In the listing below, identify each line with the word "있음으로써" and return those lines.

Stored items

::::::

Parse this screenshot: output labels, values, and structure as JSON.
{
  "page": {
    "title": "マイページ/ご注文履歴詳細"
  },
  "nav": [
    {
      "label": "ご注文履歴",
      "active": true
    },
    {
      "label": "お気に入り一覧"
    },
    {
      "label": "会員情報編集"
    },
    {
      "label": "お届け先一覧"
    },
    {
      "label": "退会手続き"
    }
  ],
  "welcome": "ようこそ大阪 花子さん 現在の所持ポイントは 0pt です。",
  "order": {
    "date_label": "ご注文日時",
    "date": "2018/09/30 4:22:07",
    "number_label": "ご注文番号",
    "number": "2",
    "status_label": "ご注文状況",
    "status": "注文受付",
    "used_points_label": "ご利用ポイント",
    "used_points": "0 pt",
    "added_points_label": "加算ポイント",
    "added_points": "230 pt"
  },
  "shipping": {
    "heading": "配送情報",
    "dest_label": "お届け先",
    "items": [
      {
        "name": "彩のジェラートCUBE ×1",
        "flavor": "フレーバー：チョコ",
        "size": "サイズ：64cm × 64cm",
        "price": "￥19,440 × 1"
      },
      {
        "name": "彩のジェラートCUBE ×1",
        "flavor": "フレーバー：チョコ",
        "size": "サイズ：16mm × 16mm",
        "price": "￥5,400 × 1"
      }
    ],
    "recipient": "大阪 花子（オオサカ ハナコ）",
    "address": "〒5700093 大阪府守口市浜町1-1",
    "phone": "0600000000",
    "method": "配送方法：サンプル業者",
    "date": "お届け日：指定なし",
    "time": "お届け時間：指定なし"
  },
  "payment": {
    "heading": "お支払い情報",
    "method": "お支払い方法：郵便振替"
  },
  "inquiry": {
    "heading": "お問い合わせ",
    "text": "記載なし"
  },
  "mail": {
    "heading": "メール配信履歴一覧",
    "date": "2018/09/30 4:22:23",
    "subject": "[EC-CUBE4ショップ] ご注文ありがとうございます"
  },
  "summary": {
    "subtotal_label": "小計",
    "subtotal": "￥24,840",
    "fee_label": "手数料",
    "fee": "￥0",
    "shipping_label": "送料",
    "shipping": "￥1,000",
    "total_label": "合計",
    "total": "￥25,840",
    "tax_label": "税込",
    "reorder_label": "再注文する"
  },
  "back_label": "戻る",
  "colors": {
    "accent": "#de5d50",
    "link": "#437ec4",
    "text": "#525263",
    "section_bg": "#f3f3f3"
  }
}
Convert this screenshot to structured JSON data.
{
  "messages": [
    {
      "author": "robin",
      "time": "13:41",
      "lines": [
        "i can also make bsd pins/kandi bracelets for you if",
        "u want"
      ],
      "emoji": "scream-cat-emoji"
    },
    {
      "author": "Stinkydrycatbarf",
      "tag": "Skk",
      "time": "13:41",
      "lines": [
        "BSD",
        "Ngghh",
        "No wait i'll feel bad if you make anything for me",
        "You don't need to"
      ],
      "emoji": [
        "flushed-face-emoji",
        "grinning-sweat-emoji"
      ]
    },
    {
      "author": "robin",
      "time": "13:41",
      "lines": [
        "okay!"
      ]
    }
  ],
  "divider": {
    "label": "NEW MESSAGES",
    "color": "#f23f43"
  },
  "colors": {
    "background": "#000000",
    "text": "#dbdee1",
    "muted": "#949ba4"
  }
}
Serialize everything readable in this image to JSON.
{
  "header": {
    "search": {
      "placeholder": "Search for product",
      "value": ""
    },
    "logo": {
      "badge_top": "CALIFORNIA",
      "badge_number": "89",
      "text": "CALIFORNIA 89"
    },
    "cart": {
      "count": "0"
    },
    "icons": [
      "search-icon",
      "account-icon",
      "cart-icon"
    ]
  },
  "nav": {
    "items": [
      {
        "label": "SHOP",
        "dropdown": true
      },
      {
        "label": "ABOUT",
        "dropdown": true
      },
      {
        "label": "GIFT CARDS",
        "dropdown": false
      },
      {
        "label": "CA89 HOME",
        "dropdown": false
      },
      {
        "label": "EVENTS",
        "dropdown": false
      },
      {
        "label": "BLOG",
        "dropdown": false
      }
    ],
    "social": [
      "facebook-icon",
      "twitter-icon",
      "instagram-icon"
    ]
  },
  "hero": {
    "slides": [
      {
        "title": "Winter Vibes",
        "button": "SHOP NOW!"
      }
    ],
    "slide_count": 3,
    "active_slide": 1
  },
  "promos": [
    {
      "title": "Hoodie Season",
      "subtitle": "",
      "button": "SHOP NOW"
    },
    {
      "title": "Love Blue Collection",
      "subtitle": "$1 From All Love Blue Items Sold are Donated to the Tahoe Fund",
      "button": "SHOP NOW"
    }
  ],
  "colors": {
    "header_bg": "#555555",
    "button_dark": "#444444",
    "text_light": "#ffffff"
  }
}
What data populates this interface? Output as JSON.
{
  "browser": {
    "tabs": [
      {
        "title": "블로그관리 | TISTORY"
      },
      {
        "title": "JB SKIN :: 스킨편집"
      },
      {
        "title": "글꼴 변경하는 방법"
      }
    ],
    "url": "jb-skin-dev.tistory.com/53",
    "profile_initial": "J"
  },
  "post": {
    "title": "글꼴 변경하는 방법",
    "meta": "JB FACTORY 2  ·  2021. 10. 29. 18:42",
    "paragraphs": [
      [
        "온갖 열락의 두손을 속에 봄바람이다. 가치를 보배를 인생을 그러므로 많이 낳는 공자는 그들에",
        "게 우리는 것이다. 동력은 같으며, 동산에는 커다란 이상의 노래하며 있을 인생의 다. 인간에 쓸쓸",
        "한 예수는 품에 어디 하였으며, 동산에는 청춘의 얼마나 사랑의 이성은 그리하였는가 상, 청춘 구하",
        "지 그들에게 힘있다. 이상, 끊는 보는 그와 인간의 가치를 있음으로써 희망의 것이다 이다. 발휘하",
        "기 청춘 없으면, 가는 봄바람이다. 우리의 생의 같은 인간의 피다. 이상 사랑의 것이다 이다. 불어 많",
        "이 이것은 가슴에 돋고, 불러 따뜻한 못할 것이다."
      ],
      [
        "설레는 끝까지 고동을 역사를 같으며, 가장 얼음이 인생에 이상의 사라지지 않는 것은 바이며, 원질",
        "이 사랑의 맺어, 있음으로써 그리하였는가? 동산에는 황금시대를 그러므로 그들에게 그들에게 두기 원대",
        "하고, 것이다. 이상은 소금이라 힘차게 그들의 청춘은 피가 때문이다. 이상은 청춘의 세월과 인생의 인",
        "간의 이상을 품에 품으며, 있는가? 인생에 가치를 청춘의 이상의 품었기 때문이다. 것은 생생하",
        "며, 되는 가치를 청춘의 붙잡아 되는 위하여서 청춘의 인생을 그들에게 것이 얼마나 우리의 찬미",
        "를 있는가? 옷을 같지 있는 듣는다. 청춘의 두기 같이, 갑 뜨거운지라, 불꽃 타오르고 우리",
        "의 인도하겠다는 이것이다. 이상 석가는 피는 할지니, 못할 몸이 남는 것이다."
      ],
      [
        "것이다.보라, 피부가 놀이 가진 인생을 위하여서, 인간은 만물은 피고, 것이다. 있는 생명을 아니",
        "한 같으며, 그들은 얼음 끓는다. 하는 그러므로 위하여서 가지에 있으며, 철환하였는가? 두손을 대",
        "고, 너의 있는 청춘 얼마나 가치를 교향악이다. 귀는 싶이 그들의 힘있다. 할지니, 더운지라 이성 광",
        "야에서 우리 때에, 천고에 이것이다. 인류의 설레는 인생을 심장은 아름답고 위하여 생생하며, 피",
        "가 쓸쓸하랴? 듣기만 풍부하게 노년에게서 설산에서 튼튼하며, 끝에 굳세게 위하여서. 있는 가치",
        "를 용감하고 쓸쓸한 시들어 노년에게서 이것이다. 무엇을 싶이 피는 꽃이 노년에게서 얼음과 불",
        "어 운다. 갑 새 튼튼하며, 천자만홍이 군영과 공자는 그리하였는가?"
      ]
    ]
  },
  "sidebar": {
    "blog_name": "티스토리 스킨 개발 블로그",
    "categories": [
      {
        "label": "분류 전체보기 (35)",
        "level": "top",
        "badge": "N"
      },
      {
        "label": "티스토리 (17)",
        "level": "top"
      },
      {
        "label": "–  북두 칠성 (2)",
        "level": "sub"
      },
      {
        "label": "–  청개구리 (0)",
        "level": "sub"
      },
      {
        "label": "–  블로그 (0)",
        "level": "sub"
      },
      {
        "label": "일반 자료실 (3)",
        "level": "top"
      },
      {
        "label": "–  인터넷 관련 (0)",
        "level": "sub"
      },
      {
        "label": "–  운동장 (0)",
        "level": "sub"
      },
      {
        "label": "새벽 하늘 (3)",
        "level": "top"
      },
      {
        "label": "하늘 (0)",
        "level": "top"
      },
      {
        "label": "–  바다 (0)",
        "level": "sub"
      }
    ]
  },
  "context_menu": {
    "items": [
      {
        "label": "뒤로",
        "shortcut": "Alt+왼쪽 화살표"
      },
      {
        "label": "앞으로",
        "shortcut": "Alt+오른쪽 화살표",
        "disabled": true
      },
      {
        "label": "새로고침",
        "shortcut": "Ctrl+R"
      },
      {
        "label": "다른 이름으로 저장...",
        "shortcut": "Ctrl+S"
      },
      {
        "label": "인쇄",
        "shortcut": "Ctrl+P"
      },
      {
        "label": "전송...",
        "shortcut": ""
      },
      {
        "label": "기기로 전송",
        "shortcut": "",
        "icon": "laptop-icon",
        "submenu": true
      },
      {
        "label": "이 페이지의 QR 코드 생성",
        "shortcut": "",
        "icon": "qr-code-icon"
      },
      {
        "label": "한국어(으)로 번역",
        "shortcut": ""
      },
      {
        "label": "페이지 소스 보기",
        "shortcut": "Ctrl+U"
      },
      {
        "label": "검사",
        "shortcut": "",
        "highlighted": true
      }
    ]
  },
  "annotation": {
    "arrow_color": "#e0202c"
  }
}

::::::

_SOLUTION TO THIS PROBLEM_
        "지 그들에게 힘있다. 이상, 끊는 보는 그와 인간의 가치를 있음으로써 희망의 것이다 이다. 발휘하",
        "이 사랑의 맺어, 있음으로써 그리하였는가? 동산에는 황금시대를 그러므로 그들에게 그들에게 두기 원대",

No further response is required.